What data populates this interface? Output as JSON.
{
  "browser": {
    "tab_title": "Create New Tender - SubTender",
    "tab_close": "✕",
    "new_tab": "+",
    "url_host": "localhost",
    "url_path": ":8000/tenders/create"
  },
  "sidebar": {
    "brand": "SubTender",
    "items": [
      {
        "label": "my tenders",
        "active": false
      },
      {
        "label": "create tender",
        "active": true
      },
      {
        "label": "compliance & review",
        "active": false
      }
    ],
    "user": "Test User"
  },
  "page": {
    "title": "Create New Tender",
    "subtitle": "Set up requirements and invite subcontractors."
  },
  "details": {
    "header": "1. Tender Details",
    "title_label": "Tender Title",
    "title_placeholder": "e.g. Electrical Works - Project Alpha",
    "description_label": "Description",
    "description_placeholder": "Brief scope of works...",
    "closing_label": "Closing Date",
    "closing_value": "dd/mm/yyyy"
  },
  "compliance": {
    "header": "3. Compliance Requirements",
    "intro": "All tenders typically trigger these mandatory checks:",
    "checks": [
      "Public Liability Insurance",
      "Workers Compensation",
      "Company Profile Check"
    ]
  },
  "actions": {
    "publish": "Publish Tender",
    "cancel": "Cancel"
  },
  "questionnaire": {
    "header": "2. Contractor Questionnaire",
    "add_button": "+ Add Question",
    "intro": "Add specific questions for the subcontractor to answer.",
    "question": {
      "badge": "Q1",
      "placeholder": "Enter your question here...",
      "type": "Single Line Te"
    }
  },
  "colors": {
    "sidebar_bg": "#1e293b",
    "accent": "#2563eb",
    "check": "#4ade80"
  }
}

* **To be done**: Look through the data above. Each line containing the word "SubTender" needs to be copied.

* **Solved exercise**:
    "tab_title": "Create New Tender - SubTender",
    "brand": "SubTender",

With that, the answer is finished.